(Stored records)
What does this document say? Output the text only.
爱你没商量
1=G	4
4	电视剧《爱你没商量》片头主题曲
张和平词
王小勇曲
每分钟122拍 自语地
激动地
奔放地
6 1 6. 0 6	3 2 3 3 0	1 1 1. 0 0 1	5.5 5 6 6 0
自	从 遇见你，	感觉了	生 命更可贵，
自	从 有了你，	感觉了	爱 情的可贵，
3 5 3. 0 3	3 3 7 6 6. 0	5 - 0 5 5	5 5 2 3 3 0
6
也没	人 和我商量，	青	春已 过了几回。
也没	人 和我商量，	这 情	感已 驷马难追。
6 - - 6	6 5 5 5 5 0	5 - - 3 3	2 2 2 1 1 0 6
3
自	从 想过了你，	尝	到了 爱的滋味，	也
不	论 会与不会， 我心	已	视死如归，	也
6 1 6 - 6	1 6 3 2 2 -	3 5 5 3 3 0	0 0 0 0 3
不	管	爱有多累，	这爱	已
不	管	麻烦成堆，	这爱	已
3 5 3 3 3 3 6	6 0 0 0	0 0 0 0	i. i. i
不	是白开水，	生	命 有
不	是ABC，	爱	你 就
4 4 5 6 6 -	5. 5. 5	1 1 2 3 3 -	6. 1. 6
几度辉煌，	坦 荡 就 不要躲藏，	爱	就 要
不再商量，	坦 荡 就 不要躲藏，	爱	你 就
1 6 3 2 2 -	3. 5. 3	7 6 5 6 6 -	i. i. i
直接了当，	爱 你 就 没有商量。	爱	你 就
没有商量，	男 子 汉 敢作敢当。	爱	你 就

(EXERCISE BRIEF) Transcribe the whole listing with nothing added or left out.

(REPLY)
What does this document say? Output the text only.
爱你没商量
1=G	4
4	电视剧《爱你没商量》片头主题曲
张和平词
王小勇曲
每分钟122拍 自语地
激动地
奔放地
6 1 6. 0 6	3 2 3 3 0	1 1 1. 0 0 1	5.5 5 6 6 0
自	从 遇见你，	感觉了	生 命更可贵，
自	从 有了你，	感觉了	爱 情的可贵，
3 5 3. 0 3	3 3 7 6 6. 0	5 - 0 5 5	5 5 2 3 3 0
6
也没	人 和我商量，	青	春已 过了几回。
也没	人 和我商量，	这 情	感已 驷马难追。
6 - - 6	6 5 5 5 5 0	5 - - 3 3	2 2 2 1 1 0 6
3
自	从 想过了你，	尝	到了 爱的滋味，	也
不	论 会与不会， 我心	已	视死如归，	也
6 1 6 - 6	1 6 3 2 2 -	3 5 5 3 3 0	0 0 0 0 3
不	管	爱有多累，	这爱	已
不	管	麻烦成堆，	这爱	已
3 5 3 3 3 3 6	6 0 0 0	0 0 0 0	i. i. i
不	是白开水，	生	命 有
不	是ABC，	爱	你 就
4 4 5 6 6 -	5. 5. 5	1 1 2 3 3 -	6. 1. 6
几度辉煌，	坦 荡 就 不要躲藏，	爱	就 要
不再商量，	坦 荡 就 不要躲藏，	爱	你 就
1 6 3 2 2 -	3. 5. 3	7 6 5 6 6 -	i. i. i
直接了当，	爱 你 就 没有商量。	爱	你 就
没有商量，	男 子 汉 敢作敢当。	爱	你 就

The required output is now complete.